------ INFORMATION PROVIDED ------

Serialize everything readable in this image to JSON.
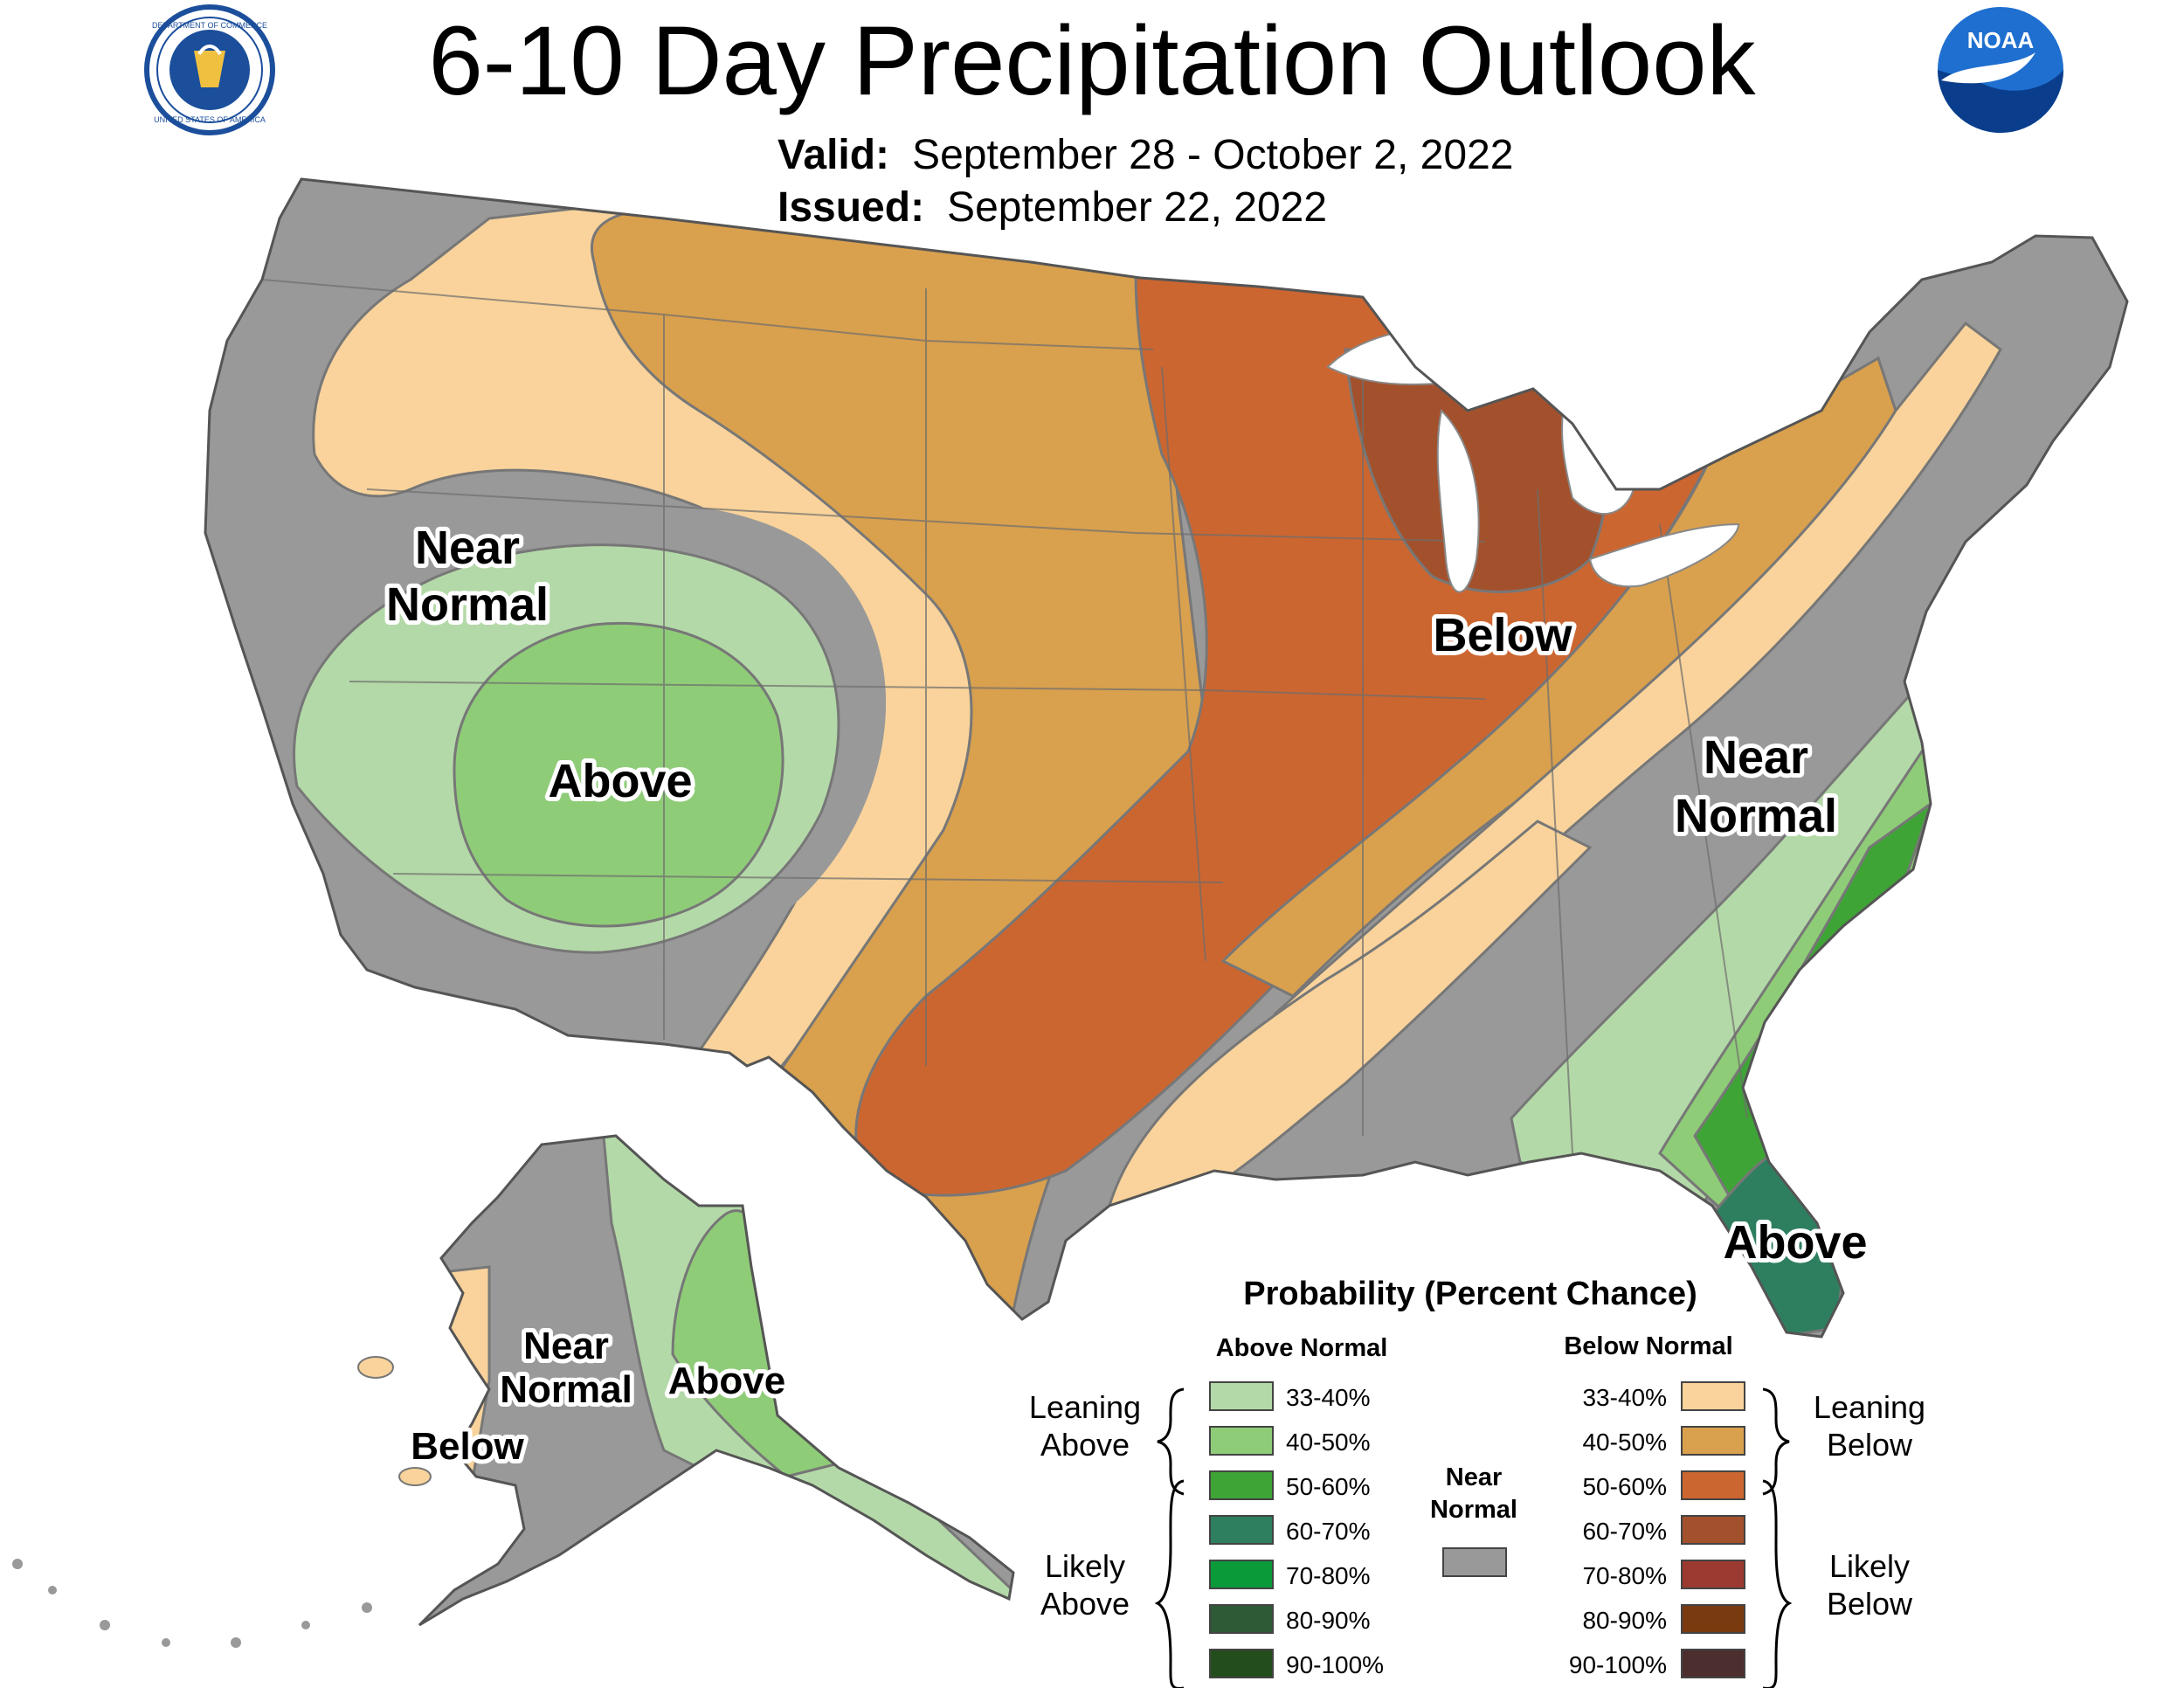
{
  "title": "6-10 Day Precipitation Outlook",
  "valid_label": "Valid:",
  "valid_value": "September 28 - October 2, 2022",
  "issued_label": "Issued:",
  "issued_value": "September 22, 2022",
  "logos": {
    "left_seal_text_top": "DEPARTMENT OF COMMERCE",
    "left_seal_text_bottom": "UNITED STATES OF AMERICA",
    "right_logo_text": "NOAA"
  },
  "map_labels": {
    "west_near_normal_1": "Near",
    "west_near_normal_2": "Normal",
    "west_above": "Above",
    "midwest_below": "Below",
    "east_near_normal_1": "Near",
    "east_near_normal_2": "Normal",
    "florida_above": "Above",
    "alaska_near_normal_1": "Near",
    "alaska_near_normal_2": "Normal",
    "alaska_above": "Above",
    "alaska_below": "Below"
  },
  "legend": {
    "title": "Probability (Percent Chance)",
    "above_header": "Above Normal",
    "below_header": "Below Normal",
    "near_header_1": "Near",
    "near_header_2": "Normal",
    "leaning_above_1": "Leaning",
    "leaning_above_2": "Above",
    "likely_above_1": "Likely",
    "likely_above_2": "Above",
    "leaning_below_1": "Leaning",
    "leaning_below_2": "Below",
    "likely_below_1": "Likely",
    "likely_below_2": "Below",
    "above_items": [
      {
        "label": "33-40%",
        "color": "#b4d9a8"
      },
      {
        "label": "40-50%",
        "color": "#8fcc78"
      },
      {
        "label": "50-60%",
        "color": "#3fa436"
      },
      {
        "label": "60-70%",
        "color": "#2e7f5f"
      },
      {
        "label": "70-80%",
        "color": "#0a9a3a"
      },
      {
        "label": "80-90%",
        "color": "#2e5a36"
      },
      {
        "label": "90-100%",
        "color": "#234d1c"
      }
    ],
    "below_items": [
      {
        "label": "33-40%",
        "color": "#f9d39b"
      },
      {
        "label": "40-50%",
        "color": "#d9a04e"
      },
      {
        "label": "50-60%",
        "color": "#cc6630"
      },
      {
        "label": "60-70%",
        "color": "#a3512c"
      },
      {
        "label": "70-80%",
        "color": "#9b3a30"
      },
      {
        "label": "80-90%",
        "color": "#7a3a10"
      },
      {
        "label": "90-100%",
        "color": "#4d2e2e"
      }
    ],
    "near_color": "#999999"
  },
  "colors": {
    "near_normal": "#999999",
    "leaning_above": "#b4d9a8",
    "above_40_50": "#8fcc78",
    "above_50_60": "#3fa436",
    "above_60_70": "#2e7f5f",
    "leaning_below": "#f9d39b",
    "below_40_50": "#d9a04e",
    "below_50_60": "#cc6630",
    "below_60_70": "#a3512c",
    "seal_blue": "#1b4e9b",
    "noaa_blue": "#1e6fd0"
  }
}
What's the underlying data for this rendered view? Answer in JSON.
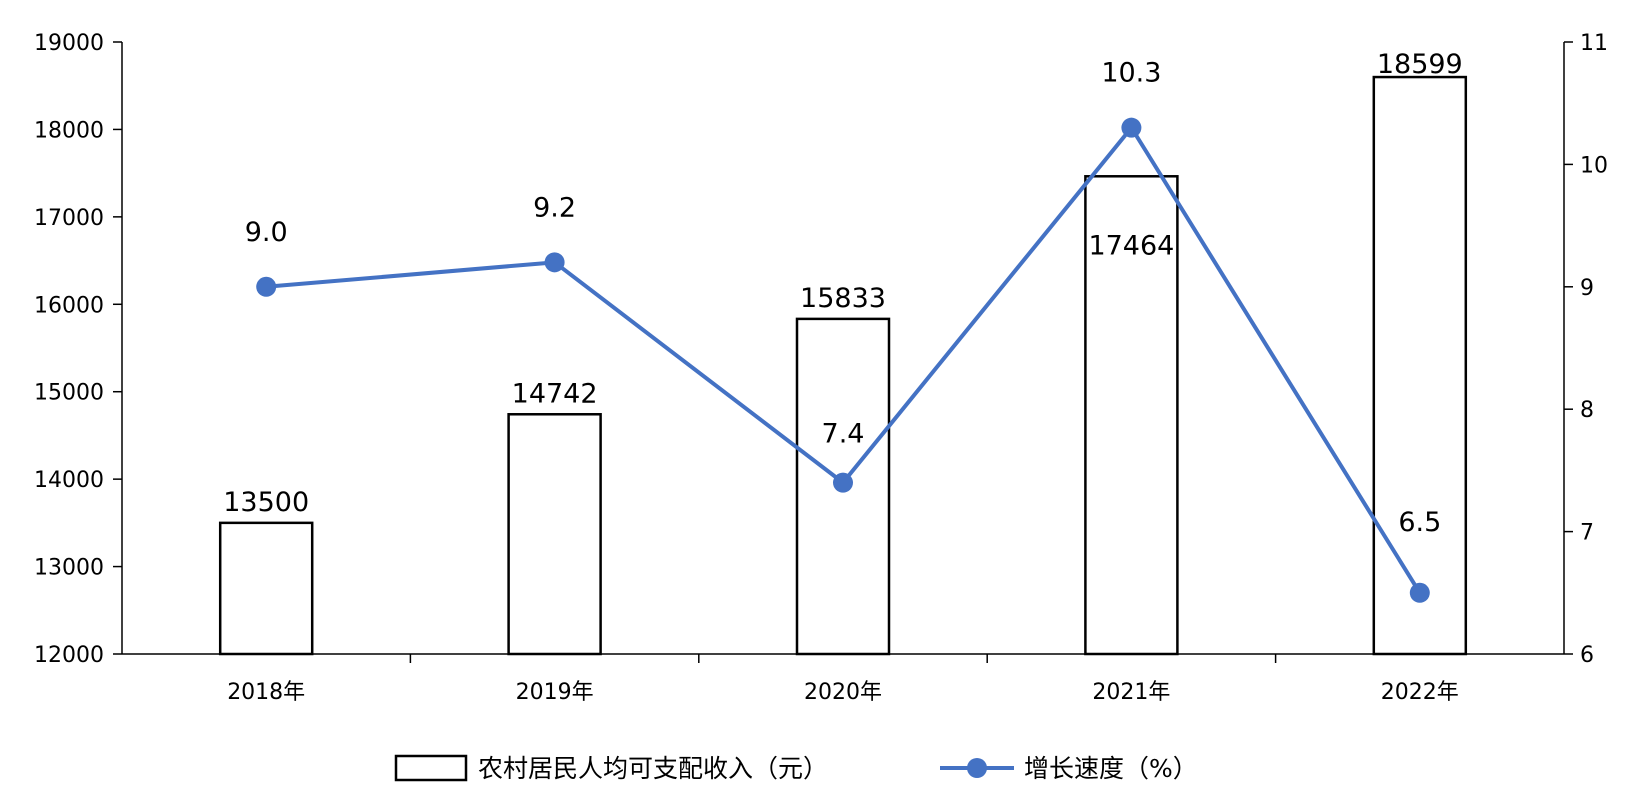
{
  "chart_data": {
    "type": "bar",
    "title": "",
    "categories": [
      "2018年",
      "2019年",
      "2020年",
      "2021年",
      "2022年"
    ],
    "series": [
      {
        "name": "农村居民人均可支配收入（元）",
        "type": "bar",
        "axis": "left",
        "values": [
          13500,
          14742,
          15833,
          17464,
          18599
        ],
        "labels": [
          "13500",
          "14742",
          "15833",
          "17464",
          "18599"
        ]
      },
      {
        "name": "增长速度（%）",
        "type": "line",
        "axis": "right",
        "values": [
          9.0,
          9.2,
          7.4,
          10.3,
          6.5
        ],
        "labels": [
          "9.0",
          "9.2",
          "7.4",
          "10.3",
          "6.5"
        ]
      }
    ],
    "y_left": {
      "range": [
        12000,
        19000
      ],
      "ticks": [
        "12000",
        "13000",
        "14000",
        "15000",
        "16000",
        "17000",
        "18000",
        "19000"
      ]
    },
    "y_right": {
      "range": [
        6,
        11
      ],
      "ticks": [
        "6",
        "7",
        "8",
        "9",
        "10",
        "11"
      ]
    },
    "grid": false,
    "legend": "bottom",
    "colors": {
      "bar_fill": "#ffffff",
      "bar_stroke": "#000000",
      "line": "#4472C4",
      "axis": "#000000"
    }
  }
}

------

The pictures in the entries should be left out; output everything else exactly.

Serialize everything readable in this image to JSON.
{
  "title": "6-10 Day Precipitation Outlook",
  "valid_label": "Valid:",
  "valid_value": "September 28 - October 2, 2022",
  "issued_label": "Issued:",
  "issued_value": "September 22, 2022",
  "logos": {
    "left_seal_text_top": "DEPARTMENT OF COMMERCE",
    "left_seal_text_bottom": "UNITED STATES OF AMERICA",
    "right_logo_text": "NOAA"
  },
  "map_labels": {
    "west_near_normal_1": "Near",
    "west_near_normal_2": "Normal",
    "west_above": "Above",
    "midwest_below": "Below",
    "east_near_normal_1": "Near",
    "east_near_normal_2": "Normal",
    "florida_above": "Above",
    "alaska_near_normal_1": "Near",
    "alaska_near_normal_2": "Normal",
    "alaska_above": "Above",
    "alaska_below": "Below"
  },
  "legend": {
    "title": "Probability (Percent Chance)",
    "above_header": "Above Normal",
    "below_header": "Below Normal",
    "near_header_1": "Near",
    "near_header_2": "Normal",
    "leaning_above_1": "Leaning",
    "leaning_above_2": "Above",
    "likely_above_1": "Likely",
    "likely_above_2": "Above",
    "leaning_below_1": "Leaning",
    "leaning_below_2": "Below",
    "likely_below_1": "Likely",
    "likely_below_2": "Below",
    "above_items": [
      {
        "label": "33-40%",
        "color": "#b4d9a8"
      },
      {
        "label": "40-50%",
        "color": "#8fcc78"
      },
      {
        "label": "50-60%",
        "color": "#3fa436"
      },
      {
        "label": "60-70%",
        "color": "#2e7f5f"
      },
      {
        "label": "70-80%",
        "color": "#0a9a3a"
      },
      {
        "label": "80-90%",
        "color": "#2e5a36"
      },
      {
        "label": "90-100%",
        "color": "#234d1c"
      }
    ],
    "below_items": [
      {
        "label": "33-40%",
        "color": "#f9d39b"
      },
      {
        "label": "40-50%",
        "color": "#d9a04e"
      },
      {
        "label": "50-60%",
        "color": "#cc6630"
      },
      {
        "label": "60-70%",
        "color": "#a3512c"
      },
      {
        "label": "70-80%",
        "color": "#9b3a30"
      },
      {
        "label": "80-90%",
        "color": "#7a3a10"
      },
      {
        "label": "90-100%",
        "color": "#4d2e2e"
      }
    ],
    "near_color": "#999999"
  },
  "colors": {
    "near_normal": "#999999",
    "leaning_above": "#b4d9a8",
    "above_40_50": "#8fcc78",
    "above_50_60": "#3fa436",
    "above_60_70": "#2e7f5f",
    "leaning_below": "#f9d39b",
    "below_40_50": "#d9a04e",
    "below_50_60": "#cc6630",
    "below_60_70": "#a3512c",
    "seal_blue": "#1b4e9b",
    "noaa_blue": "#1e6fd0"
  }
}
What's the underlying data for this rendered view? Answer in JSON.
{
  "chart_data": {
    "type": "bar",
    "title": "",
    "categories": [
      "2018年",
      "2019年",
      "2020年",
      "2021年",
      "2022年"
    ],
    "series": [
      {
        "name": "农村居民人均可支配收入（元）",
        "type": "bar",
        "axis": "left",
        "values": [
          13500,
          14742,
          15833,
          17464,
          18599
        ],
        "labels": [
          "13500",
          "14742",
          "15833",
          "17464",
          "18599"
        ]
      },
      {
        "name": "增长速度（%）",
        "type": "line",
        "axis": "right",
        "values": [
          9.0,
          9.2,
          7.4,
          10.3,
          6.5
        ],
        "labels": [
          "9.0",
          "9.2",
          "7.4",
          "10.3",
          "6.5"
        ]
      }
    ],
    "y_left": {
      "range": [
        12000,
        19000
      ],
      "ticks": [
        "12000",
        "13000",
        "14000",
        "15000",
        "16000",
        "17000",
        "18000",
        "19000"
      ]
    },
    "y_right": {
      "range": [
        6,
        11
      ],
      "ticks": [
        "6",
        "7",
        "8",
        "9",
        "10",
        "11"
      ]
    },
    "grid": false,
    "legend": "bottom",
    "colors": {
      "bar_fill": "#ffffff",
      "bar_stroke": "#000000",
      "line": "#4472C4",
      "axis": "#000000"
    }
  }
}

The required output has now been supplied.